Quote the records in full and leave their pictures out.

/---

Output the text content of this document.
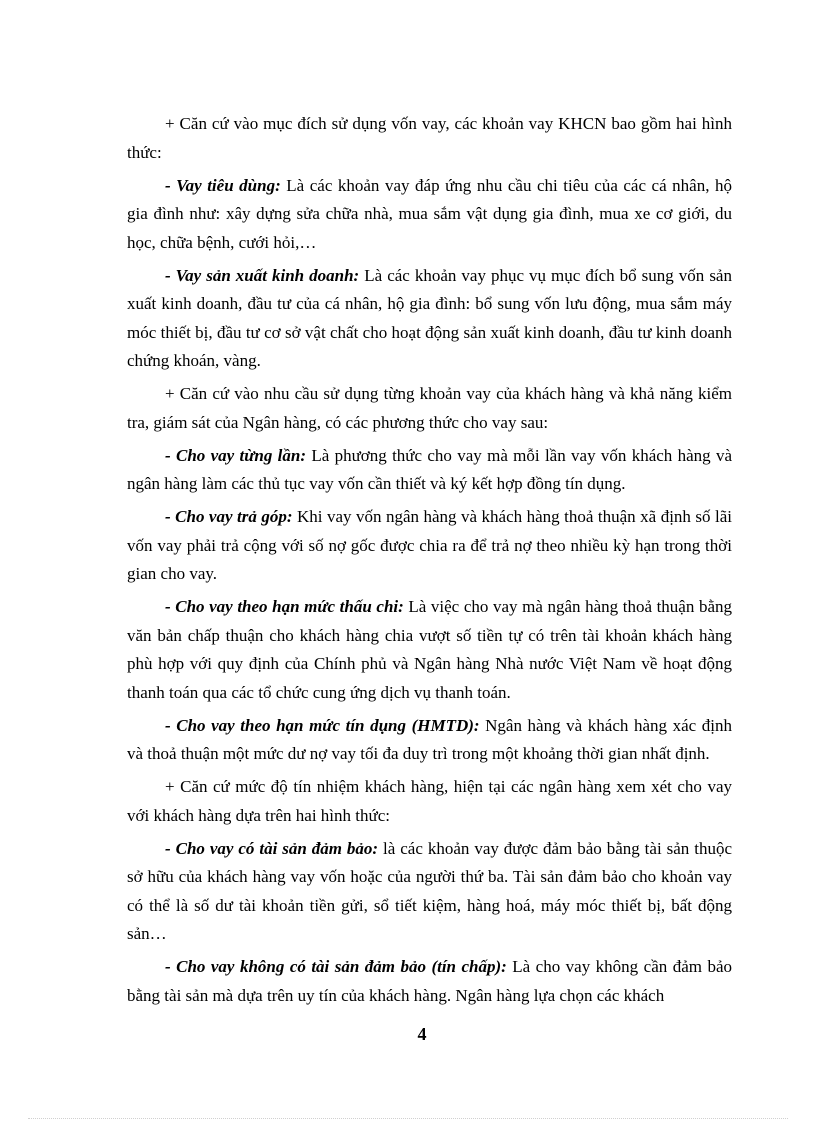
+ Căn cứ vào mục đích sử dụng vốn vay, các khoản vay KHCN bao gồm hai hình thức:

- Vay tiêu dùng: Là các khoản vay đáp ứng nhu cầu chi tiêu của các cá nhân, hộ gia đình như: xây dựng sửa chữa nhà, mua sắm vật dụng gia đình, mua xe cơ giới, du học, chữa bệnh, cưới hỏi,…

- Vay sản xuất kinh doanh: Là các khoản vay phục vụ mục đích bổ sung vốn sản xuất kinh doanh, đầu tư của cá nhân, hộ gia đình: bổ sung vốn lưu động, mua sắm máy móc thiết bị, đầu tư cơ sở vật chất cho hoạt động sản xuất kinh doanh, đầu tư kinh doanh chứng khoán, vàng.

+ Căn cứ vào nhu cầu sử dụng từng khoản vay của khách hàng và khả năng kiểm tra, giám sát của Ngân hàng, có các phương thức cho vay sau:

- Cho vay từng lần: Là phương thức cho vay mà mỗi lần vay vốn khách hàng và ngân hàng làm các thủ tục vay vốn cần thiết và ký kết hợp đồng tín dụng.

- Cho vay trả góp: Khi vay vốn ngân hàng và khách hàng thoả thuận xã định số lãi vốn vay phải trả cộng với số nợ gốc được chia ra để trả nợ theo nhiều kỳ hạn trong thời gian cho vay.

- Cho vay theo hạn mức thấu chi: Là việc cho vay mà ngân hàng thoả thuận bằng văn bản chấp thuận cho khách hàng chia vượt số tiền tự có trên tài khoản khách hàng phù hợp với quy định của Chính phủ và Ngân hàng Nhà nước Việt Nam về hoạt động thanh toán qua các tổ chức cung ứng dịch vụ thanh toán.

- Cho vay theo hạn mức tín dụng (HMTD): Ngân hàng và khách hàng xác định và thoả thuận một mức dư nợ vay tối đa duy trì trong một khoảng thời gian nhất định.

+ Căn cứ mức độ tín nhiệm khách hàng, hiện tại các ngân hàng xem xét cho vay với khách hàng dựa trên hai hình thức:

- Cho vay có tài sản đảm bảo: là các khoản vay được đảm bảo bằng tài sản thuộc sở hữu của khách hàng vay vốn hoặc của người thứ ba. Tài sản đảm bảo cho khoản vay có thể là số dư tài khoản tiền gửi, sổ tiết kiệm, hàng hoá, máy móc thiết bị, bất động sản…

- Cho vay không có tài sản đảm bảo (tín chấp): Là cho vay không cần đảm bảo bằng tài sản mà dựa trên uy tín của khách hàng. Ngân hàng lựa chọn các khách

4
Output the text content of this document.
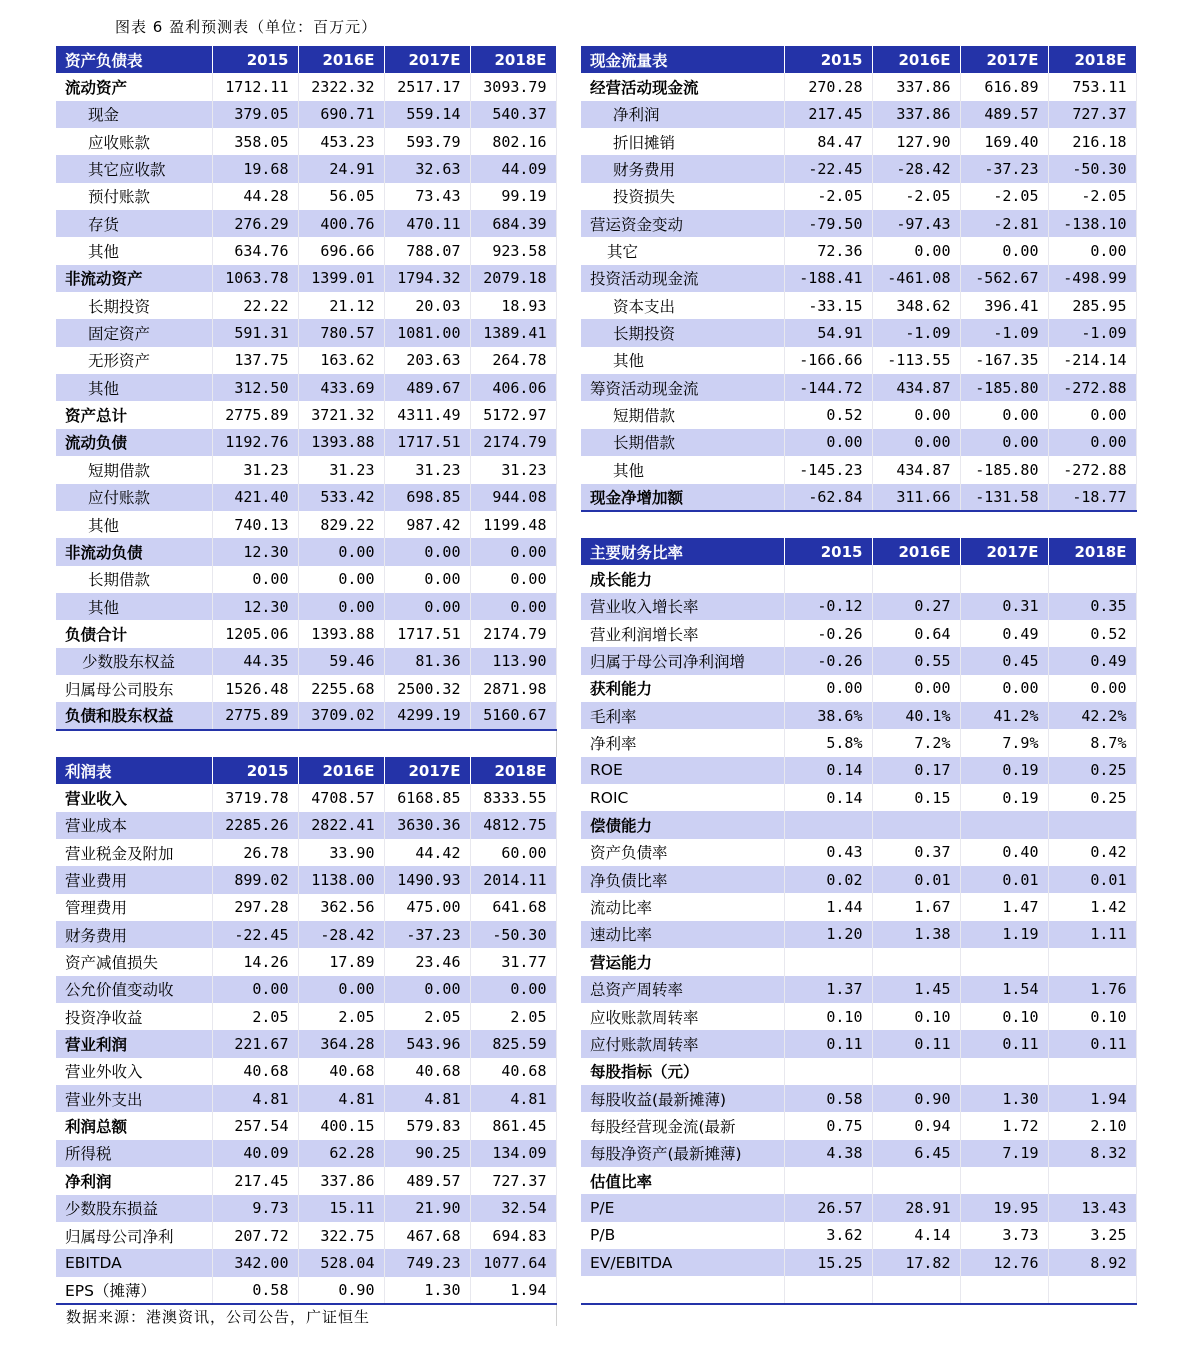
图表 6 盈利预测表（单位：百万元）
资产负债表	2015	2016E	2017E	2018E
流动资产	1712.11	2322.32	2517.17	3093.79
现金	379.05	690.71	559.14	540.37
应收账款	358.05	453.23	593.79	802.16
其它应收款	19.68	24.91	32.63	44.09
预付账款	44.28	56.05	73.43	99.19
存货	276.29	400.76	470.11	684.39
其他	634.76	696.66	788.07	923.58
非流动资产	1063.78	1399.01	1794.32	2079.18
长期投资	22.22	21.12	20.03	18.93
固定资产	591.31	780.57	1081.00	1389.41
无形资产	137.75	163.62	203.63	264.78
其他	312.50	433.69	489.67	406.06
资产总计	2775.89	3721.32	4311.49	5172.97
流动负债	1192.76	1393.88	1717.51	2174.79
短期借款	31.23	31.23	31.23	31.23
应付账款	421.40	533.42	698.85	944.08
其他	740.13	829.22	987.42	1199.48
非流动负债	12.30	0.00	0.00	0.00
长期借款	0.00	0.00	0.00	0.00
其他	12.30	0.00	0.00	0.00
负债合计	1205.06	1393.88	1717.51	2174.79
少数股东权益	44.35	59.46	81.36	113.90
归属母公司股东	1526.48	2255.68	2500.32	2871.98
负债和股东权益	2775.89	3709.02	4299.19	5160.67
利润表	2015	2016E	2017E	2018E
营业收入	3719.78	4708.57	6168.85	8333.55
营业成本	2285.26	2822.41	3630.36	4812.75
营业税金及附加	26.78	33.90	44.42	60.00
营业费用	899.02	1138.00	1490.93	2014.11
管理费用	297.28	362.56	475.00	641.68
财务费用	-22.45	-28.42	-37.23	-50.30
资产减值损失	14.26	17.89	23.46	31.77
公允价值变动收	0.00	0.00	0.00	0.00
投资净收益	2.05	2.05	2.05	2.05
营业利润	221.67	364.28	543.96	825.59
营业外收入	40.68	40.68	40.68	40.68
营业外支出	4.81	4.81	4.81	4.81
利润总额	257.54	400.15	579.83	861.45
所得税	40.09	62.28	90.25	134.09
净利润	217.45	337.86	489.57	727.37
少数股东损益	9.73	15.11	21.90	32.54
归属母公司净利	207.72	322.75	467.68	694.83
EBITDA	342.00	528.04	749.23	1077.64
EPS（摊薄）	0.58	0.90	1.30	1.94
现金流量表	2015	2016E	2017E	2018E
经营活动现金流	270.28	337.86	616.89	753.11
净利润	217.45	337.86	489.57	727.37
折旧摊销	84.47	127.90	169.40	216.18
财务费用	-22.45	-28.42	-37.23	-50.30
投资损失	-2.05	-2.05	-2.05	-2.05
营运资金变动	-79.50	-97.43	-2.81	-138.10
其它	72.36	0.00	0.00	0.00
投资活动现金流	-188.41	-461.08	-562.67	-498.99
资本支出	-33.15	348.62	396.41	285.95
长期投资	54.91	-1.09	-1.09	-1.09
其他	-166.66	-113.55	-167.35	-214.14
筹资活动现金流	-144.72	434.87	-185.80	-272.88
短期借款	0.52	0.00	0.00	0.00
长期借款	0.00	0.00	0.00	0.00
其他	-145.23	434.87	-185.80	-272.88
现金净增加额	-62.84	311.66	-131.58	-18.77
主要财务比率	2015	2016E	2017E	2018E
成长能力				
营业收入增长率	-0.12	0.27	0.31	0.35
营业利润增长率	-0.26	0.64	0.49	0.52
归属于母公司净利润增	-0.26	0.55	0.45	0.49
获利能力	0.00	0.00	0.00	0.00
毛利率	38.6%	40.1%	41.2%	42.2%
净利率	5.8%	7.2%	7.9%	8.7%
ROE	0.14	0.17	0.19	0.25
ROIC	0.14	0.15	0.19	0.25
偿债能力				
资产负债率	0.43	0.37	0.40	0.42
净负债比率	0.02	0.01	0.01	0.01
流动比率	1.44	1.67	1.47	1.42
速动比率	1.20	1.38	1.19	1.11
营运能力				
总资产周转率	1.37	1.45	1.54	1.76
应收账款周转率	0.10	0.10	0.10	0.10
应付账款周转率	0.11	0.11	0.11	0.11
每股指标（元）				
每股收益(最新摊薄)	0.58	0.90	1.30	1.94
每股经营现金流(最新	0.75	0.94	1.72	2.10
每股净资产(最新摊薄)	4.38	6.45	7.19	8.32
估值比率				
P/E	26.57	28.91	19.95	13.43
P/B	3.62	4.14	3.73	3.25
EV/EBITDA	15.25	17.82	12.76	8.92

数据来源：港澳资讯，公司公告，广证恒生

\---

### ANSWER TO THE PROBLEM
Output the text content of this document.
+ Căn cứ vào mục đích sử dụng vốn vay, các khoản vay KHCN bao gồm hai hình thức:

- Vay tiêu dùng: Là các khoản vay đáp ứng nhu cầu chi tiêu của các cá nhân, hộ gia đình như: xây dựng sửa chữa nhà, mua sắm vật dụng gia đình, mua xe cơ giới, du học, chữa bệnh, cưới hỏi,…

- Vay sản xuất kinh doanh: Là các khoản vay phục vụ mục đích bổ sung vốn sản xuất kinh doanh, đầu tư của cá nhân, hộ gia đình: bổ sung vốn lưu động, mua sắm máy móc thiết bị, đầu tư cơ sở vật chất cho hoạt động sản xuất kinh doanh, đầu tư kinh doanh chứng khoán, vàng.

+ Căn cứ vào nhu cầu sử dụng từng khoản vay của khách hàng và khả năng kiểm tra, giám sát của Ngân hàng, có các phương thức cho vay sau:

- Cho vay từng lần: Là phương thức cho vay mà mỗi lần vay vốn khách hàng và ngân hàng làm các thủ tục vay vốn cần thiết và ký kết hợp đồng tín dụng.

- Cho vay trả góp: Khi vay vốn ngân hàng và khách hàng thoả thuận xã định số lãi vốn vay phải trả cộng với số nợ gốc được chia ra để trả nợ theo nhiều kỳ hạn trong thời gian cho vay.

- Cho vay theo hạn mức thấu chi: Là việc cho vay mà ngân hàng thoả thuận bằng văn bản chấp thuận cho khách hàng chia vượt số tiền tự có trên tài khoản khách hàng phù hợp với quy định của Chính phủ và Ngân hàng Nhà nước Việt Nam về hoạt động thanh toán qua các tổ chức cung ứng dịch vụ thanh toán.

- Cho vay theo hạn mức tín dụng (HMTD): Ngân hàng và khách hàng xác định và thoả thuận một mức dư nợ vay tối đa duy trì trong một khoảng thời gian nhất định.

+ Căn cứ mức độ tín nhiệm khách hàng, hiện tại các ngân hàng xem xét cho vay với khách hàng dựa trên hai hình thức:

- Cho vay có tài sản đảm bảo: là các khoản vay được đảm bảo bằng tài sản thuộc sở hữu của khách hàng vay vốn hoặc của người thứ ba. Tài sản đảm bảo cho khoản vay có thể là số dư tài khoản tiền gửi, sổ tiết kiệm, hàng hoá, máy móc thiết bị, bất động sản…

- Cho vay không có tài sản đảm bảo (tín chấp): Là cho vay không cần đảm bảo bằng tài sản mà dựa trên uy tín của khách hàng. Ngân hàng lựa chọn các khách

4
Output the text content of this document.
图表 6 盈利预测表（单位：百万元）
资产负债表	2015	2016E	2017E	2018E
流动资产	1712.11	2322.32	2517.17	3093.79
现金	379.05	690.71	559.14	540.37
应收账款	358.05	453.23	593.79	802.16
其它应收款	19.68	24.91	32.63	44.09
预付账款	44.28	56.05	73.43	99.19
存货	276.29	400.76	470.11	684.39
其他	634.76	696.66	788.07	923.58
非流动资产	1063.78	1399.01	1794.32	2079.18
长期投资	22.22	21.12	20.03	18.93
固定资产	591.31	780.57	1081.00	1389.41
无形资产	137.75	163.62	203.63	264.78
其他	312.50	433.69	489.67	406.06
资产总计	2775.89	3721.32	4311.49	5172.97
流动负债	1192.76	1393.88	1717.51	2174.79
短期借款	31.23	31.23	31.23	31.23
应付账款	421.40	533.42	698.85	944.08
其他	740.13	829.22	987.42	1199.48
非流动负债	12.30	0.00	0.00	0.00
长期借款	0.00	0.00	0.00	0.00
其他	12.30	0.00	0.00	0.00
负债合计	1205.06	1393.88	1717.51	2174.79
少数股东权益	44.35	59.46	81.36	113.90
归属母公司股东	1526.48	2255.68	2500.32	2871.98
负债和股东权益	2775.89	3709.02	4299.19	5160.67
利润表	2015	2016E	2017E	2018E
营业收入	3719.78	4708.57	6168.85	8333.55
营业成本	2285.26	2822.41	3630.36	4812.75
营业税金及附加	26.78	33.90	44.42	60.00
营业费用	899.02	1138.00	1490.93	2014.11
管理费用	297.28	362.56	475.00	641.68
财务费用	-22.45	-28.42	-37.23	-50.30
资产减值损失	14.26	17.89	23.46	31.77
公允价值变动收	0.00	0.00	0.00	0.00
投资净收益	2.05	2.05	2.05	2.05
营业利润	221.67	364.28	543.96	825.59
营业外收入	40.68	40.68	40.68	40.68
营业外支出	4.81	4.81	4.81	4.81
利润总额	257.54	400.15	579.83	861.45
所得税	40.09	62.28	90.25	134.09
净利润	217.45	337.86	489.57	727.37
少数股东损益	9.73	15.11	21.90	32.54
归属母公司净利	207.72	322.75	467.68	694.83
EBITDA	342.00	528.04	749.23	1077.64
EPS（摊薄）	0.58	0.90	1.30	1.94
现金流量表	2015	2016E	2017E	2018E
经营活动现金流	270.28	337.86	616.89	753.11
净利润	217.45	337.86	489.57	727.37
折旧摊销	84.47	127.90	169.40	216.18
财务费用	-22.45	-28.42	-37.23	-50.30
投资损失	-2.05	-2.05	-2.05	-2.05
营运资金变动	-79.50	-97.43	-2.81	-138.10
其它	72.36	0.00	0.00	0.00
投资活动现金流	-188.41	-461.08	-562.67	-498.99
资本支出	-33.15	348.62	396.41	285.95
长期投资	54.91	-1.09	-1.09	-1.09
其他	-166.66	-113.55	-167.35	-214.14
筹资活动现金流	-144.72	434.87	-185.80	-272.88
短期借款	0.52	0.00	0.00	0.00
长期借款	0.00	0.00	0.00	0.00
其他	-145.23	434.87	-185.80	-272.88
现金净增加额	-62.84	311.66	-131.58	-18.77
主要财务比率	2015	2016E	2017E	2018E
成长能力				
营业收入增长率	-0.12	0.27	0.31	0.35
营业利润增长率	-0.26	0.64	0.49	0.52
归属于母公司净利润增	-0.26	0.55	0.45	0.49
获利能力	0.00	0.00	0.00	0.00
毛利率	38.6%	40.1%	41.2%	42.2%
净利率	5.8%	7.2%	7.9%	8.7%
ROE	0.14	0.17	0.19	0.25
ROIC	0.14	0.15	0.19	0.25
偿债能力				
资产负债率	0.43	0.37	0.40	0.42
净负债比率	0.02	0.01	0.01	0.01
流动比率	1.44	1.67	1.47	1.42
速动比率	1.20	1.38	1.19	1.11
营运能力				
总资产周转率	1.37	1.45	1.54	1.76
应收账款周转率	0.10	0.10	0.10	0.10
应付账款周转率	0.11	0.11	0.11	0.11
每股指标（元）				
每股收益(最新摊薄)	0.58	0.90	1.30	1.94
每股经营现金流(最新	0.75	0.94	1.72	2.10
每股净资产(最新摊薄)	4.38	6.45	7.19	8.32
估值比率				
P/E	26.57	28.91	19.95	13.43
P/B	3.62	4.14	3.73	3.25
EV/EBITDA	15.25	17.82	12.76	8.92

数据来源：港澳资讯，公司公告，广证恒生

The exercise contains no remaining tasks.